▶ _TASK OBJECTIVE_:
Where a line below includes the word "Brain", copy that line.

++++ RECORD EXCERPTS

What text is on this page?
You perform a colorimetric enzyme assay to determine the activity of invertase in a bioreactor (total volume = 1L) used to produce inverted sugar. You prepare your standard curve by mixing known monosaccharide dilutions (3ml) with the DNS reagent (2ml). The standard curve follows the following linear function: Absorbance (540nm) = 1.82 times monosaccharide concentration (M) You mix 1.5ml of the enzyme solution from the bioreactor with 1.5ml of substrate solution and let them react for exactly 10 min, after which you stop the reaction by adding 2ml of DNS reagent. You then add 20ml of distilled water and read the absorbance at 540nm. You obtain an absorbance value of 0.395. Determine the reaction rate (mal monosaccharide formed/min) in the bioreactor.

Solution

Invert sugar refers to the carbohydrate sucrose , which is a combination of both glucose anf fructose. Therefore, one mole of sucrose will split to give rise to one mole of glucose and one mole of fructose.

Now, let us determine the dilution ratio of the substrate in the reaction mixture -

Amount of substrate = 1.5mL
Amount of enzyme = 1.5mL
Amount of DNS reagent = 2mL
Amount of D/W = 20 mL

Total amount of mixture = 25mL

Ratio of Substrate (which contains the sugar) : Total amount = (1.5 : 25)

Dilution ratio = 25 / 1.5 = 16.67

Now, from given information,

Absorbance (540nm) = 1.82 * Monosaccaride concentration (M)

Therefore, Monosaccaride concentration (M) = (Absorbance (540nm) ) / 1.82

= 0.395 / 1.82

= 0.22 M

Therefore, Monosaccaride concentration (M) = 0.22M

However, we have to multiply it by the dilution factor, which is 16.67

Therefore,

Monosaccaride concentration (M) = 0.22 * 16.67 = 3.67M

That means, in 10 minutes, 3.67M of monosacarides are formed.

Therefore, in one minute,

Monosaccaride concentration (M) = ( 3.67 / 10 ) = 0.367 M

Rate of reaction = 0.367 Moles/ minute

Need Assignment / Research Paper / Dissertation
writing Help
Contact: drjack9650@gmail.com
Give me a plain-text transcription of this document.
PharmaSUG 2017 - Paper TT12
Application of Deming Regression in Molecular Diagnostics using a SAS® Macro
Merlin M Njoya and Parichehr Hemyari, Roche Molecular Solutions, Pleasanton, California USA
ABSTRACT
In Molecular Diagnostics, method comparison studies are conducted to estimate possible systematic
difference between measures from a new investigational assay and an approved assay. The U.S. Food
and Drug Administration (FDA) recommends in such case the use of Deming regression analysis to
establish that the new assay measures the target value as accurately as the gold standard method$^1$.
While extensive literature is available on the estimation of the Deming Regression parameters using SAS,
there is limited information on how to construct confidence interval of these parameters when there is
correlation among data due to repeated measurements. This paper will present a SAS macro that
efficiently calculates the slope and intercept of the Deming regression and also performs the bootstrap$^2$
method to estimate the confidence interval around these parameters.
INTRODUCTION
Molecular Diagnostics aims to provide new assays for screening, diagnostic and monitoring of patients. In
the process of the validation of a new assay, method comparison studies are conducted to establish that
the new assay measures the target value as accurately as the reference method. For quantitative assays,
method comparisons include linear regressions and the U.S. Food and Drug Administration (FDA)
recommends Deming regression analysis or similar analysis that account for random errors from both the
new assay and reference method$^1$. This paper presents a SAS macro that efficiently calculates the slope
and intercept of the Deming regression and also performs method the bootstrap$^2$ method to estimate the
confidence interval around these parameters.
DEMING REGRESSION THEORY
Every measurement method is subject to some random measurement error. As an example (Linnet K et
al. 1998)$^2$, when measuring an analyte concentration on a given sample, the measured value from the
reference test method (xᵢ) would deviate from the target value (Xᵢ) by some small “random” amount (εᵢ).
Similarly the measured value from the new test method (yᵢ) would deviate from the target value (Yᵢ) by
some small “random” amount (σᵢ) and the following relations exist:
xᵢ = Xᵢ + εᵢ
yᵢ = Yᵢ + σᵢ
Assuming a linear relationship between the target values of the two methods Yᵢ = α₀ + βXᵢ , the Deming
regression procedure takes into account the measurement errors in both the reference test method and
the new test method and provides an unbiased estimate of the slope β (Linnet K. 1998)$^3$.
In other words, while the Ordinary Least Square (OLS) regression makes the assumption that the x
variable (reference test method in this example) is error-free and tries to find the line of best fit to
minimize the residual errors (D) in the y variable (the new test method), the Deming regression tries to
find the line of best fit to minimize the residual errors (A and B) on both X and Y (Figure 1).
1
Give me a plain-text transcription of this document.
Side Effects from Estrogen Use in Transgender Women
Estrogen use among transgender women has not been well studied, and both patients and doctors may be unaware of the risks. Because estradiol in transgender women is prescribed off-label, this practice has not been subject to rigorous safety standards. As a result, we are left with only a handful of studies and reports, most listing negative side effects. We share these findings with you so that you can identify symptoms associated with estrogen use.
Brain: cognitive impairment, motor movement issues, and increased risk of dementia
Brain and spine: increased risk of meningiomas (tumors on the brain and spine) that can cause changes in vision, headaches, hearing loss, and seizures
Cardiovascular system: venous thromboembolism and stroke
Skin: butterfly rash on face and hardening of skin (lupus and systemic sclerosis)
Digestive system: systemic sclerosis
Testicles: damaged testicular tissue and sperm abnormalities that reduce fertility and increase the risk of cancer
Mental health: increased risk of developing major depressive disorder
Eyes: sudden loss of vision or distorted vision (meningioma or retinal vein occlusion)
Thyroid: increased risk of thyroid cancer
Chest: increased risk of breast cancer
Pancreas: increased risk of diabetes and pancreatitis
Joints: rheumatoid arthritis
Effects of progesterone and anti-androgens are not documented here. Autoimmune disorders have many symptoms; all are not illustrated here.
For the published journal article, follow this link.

++++++++

▶ _ANSWER SECTION_:
Brain: cognitive impairment, motor movement issues, and increased risk of dementia
Brain and spine: increased risk of meningiomas (tumors on the brain and spine) that can cause changes in vision, headaches, hearing loss, and seizures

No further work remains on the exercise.